**TASK PROMPT:**
Report how many lines contain the word "Services"; answer with the number only.

#### EXCERPTED RECORDS ####

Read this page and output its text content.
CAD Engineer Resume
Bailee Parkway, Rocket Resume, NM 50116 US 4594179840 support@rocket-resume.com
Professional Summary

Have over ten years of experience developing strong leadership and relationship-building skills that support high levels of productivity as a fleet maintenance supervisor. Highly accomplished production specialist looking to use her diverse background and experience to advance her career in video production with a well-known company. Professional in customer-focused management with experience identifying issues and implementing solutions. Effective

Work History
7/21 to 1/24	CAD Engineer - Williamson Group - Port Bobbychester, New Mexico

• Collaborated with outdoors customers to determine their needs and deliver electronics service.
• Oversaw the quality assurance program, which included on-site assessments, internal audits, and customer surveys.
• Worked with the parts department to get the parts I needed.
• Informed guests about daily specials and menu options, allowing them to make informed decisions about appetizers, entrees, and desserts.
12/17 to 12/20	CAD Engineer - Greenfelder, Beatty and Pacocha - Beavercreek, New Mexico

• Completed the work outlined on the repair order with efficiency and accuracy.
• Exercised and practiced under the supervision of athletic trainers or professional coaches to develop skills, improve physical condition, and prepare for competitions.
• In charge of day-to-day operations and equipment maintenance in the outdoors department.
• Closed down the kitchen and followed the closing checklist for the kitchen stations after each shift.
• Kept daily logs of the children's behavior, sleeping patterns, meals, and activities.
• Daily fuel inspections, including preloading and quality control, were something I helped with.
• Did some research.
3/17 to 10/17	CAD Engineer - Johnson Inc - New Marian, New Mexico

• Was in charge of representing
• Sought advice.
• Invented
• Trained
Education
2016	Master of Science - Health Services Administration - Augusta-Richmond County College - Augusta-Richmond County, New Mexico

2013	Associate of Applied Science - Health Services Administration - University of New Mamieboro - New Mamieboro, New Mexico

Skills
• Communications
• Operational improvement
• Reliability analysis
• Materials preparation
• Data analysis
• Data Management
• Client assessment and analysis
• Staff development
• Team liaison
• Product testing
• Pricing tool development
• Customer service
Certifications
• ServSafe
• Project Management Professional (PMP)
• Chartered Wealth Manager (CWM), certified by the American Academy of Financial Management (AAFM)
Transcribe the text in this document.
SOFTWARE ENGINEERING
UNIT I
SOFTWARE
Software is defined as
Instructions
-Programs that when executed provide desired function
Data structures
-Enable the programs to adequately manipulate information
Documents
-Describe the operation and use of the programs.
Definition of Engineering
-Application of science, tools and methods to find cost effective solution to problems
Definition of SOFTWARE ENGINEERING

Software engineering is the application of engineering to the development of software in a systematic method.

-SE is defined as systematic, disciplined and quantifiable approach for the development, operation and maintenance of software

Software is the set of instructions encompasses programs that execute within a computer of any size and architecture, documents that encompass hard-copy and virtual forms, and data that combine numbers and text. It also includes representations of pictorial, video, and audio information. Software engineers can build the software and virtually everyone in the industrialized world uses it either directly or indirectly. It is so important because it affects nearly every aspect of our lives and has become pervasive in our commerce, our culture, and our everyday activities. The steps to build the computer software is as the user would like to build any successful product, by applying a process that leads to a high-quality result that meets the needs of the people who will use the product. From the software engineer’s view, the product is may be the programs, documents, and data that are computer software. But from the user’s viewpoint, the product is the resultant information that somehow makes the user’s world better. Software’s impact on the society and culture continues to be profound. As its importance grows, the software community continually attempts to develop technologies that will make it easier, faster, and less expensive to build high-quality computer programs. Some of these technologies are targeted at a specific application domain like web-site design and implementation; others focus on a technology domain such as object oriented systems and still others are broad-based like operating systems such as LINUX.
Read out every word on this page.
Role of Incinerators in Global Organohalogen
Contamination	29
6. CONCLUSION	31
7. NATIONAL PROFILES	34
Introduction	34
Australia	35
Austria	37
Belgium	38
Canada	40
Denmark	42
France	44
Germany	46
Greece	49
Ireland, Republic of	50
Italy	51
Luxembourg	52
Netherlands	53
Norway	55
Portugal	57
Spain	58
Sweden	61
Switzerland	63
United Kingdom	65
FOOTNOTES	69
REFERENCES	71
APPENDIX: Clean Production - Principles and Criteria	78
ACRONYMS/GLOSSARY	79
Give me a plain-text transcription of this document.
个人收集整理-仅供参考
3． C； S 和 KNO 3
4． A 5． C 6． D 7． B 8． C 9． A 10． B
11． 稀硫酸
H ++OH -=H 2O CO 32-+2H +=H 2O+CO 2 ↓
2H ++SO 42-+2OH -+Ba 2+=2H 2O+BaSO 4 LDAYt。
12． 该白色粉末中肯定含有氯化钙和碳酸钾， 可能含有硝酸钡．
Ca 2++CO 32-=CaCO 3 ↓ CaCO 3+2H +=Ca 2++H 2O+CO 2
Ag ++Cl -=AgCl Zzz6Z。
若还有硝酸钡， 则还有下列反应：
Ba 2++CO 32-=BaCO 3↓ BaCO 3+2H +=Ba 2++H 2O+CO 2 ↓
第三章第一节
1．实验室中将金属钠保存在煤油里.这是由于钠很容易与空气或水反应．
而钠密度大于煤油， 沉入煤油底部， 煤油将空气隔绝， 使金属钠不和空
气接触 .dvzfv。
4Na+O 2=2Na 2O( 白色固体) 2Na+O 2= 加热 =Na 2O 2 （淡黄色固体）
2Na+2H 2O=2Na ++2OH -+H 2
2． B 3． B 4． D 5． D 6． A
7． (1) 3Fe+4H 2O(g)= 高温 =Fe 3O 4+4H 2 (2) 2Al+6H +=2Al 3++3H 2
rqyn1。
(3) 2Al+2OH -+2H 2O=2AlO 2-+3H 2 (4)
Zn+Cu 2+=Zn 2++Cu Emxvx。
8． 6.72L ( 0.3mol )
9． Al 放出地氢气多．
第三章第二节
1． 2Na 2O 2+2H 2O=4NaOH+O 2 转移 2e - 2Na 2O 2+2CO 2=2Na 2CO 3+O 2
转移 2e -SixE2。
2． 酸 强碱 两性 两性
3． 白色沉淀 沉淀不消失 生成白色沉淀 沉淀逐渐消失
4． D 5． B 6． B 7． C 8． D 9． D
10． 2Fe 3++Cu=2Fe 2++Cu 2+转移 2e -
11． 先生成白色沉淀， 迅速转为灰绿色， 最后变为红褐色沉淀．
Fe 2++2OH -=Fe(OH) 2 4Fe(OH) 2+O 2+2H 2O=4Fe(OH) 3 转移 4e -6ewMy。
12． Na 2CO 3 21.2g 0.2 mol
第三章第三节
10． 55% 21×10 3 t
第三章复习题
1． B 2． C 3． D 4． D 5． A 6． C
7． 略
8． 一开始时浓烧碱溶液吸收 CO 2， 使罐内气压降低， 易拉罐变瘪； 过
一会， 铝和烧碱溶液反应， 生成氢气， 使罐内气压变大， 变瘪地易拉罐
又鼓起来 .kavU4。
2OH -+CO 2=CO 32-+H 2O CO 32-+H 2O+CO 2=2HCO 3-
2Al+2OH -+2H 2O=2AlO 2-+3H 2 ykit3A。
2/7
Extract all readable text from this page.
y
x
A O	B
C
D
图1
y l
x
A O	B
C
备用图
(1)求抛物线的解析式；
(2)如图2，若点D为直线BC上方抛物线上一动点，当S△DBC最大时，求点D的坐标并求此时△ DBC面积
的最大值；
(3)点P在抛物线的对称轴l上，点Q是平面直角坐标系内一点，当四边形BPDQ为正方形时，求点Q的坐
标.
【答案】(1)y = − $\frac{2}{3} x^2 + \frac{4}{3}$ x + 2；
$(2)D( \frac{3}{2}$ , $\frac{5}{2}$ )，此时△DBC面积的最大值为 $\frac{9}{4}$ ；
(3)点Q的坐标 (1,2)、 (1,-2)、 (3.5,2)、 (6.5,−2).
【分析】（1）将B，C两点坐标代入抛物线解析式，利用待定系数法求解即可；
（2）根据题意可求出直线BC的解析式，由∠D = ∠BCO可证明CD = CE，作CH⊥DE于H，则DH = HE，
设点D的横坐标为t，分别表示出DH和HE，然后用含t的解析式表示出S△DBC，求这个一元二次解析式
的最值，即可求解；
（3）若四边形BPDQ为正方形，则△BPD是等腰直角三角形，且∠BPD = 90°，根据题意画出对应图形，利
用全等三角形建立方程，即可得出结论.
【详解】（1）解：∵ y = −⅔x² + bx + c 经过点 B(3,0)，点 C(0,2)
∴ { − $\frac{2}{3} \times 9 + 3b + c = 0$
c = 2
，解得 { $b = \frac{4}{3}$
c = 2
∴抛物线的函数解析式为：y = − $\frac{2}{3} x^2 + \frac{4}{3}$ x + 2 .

####

**OUTPUT FOR THIS EXERCISE:**
2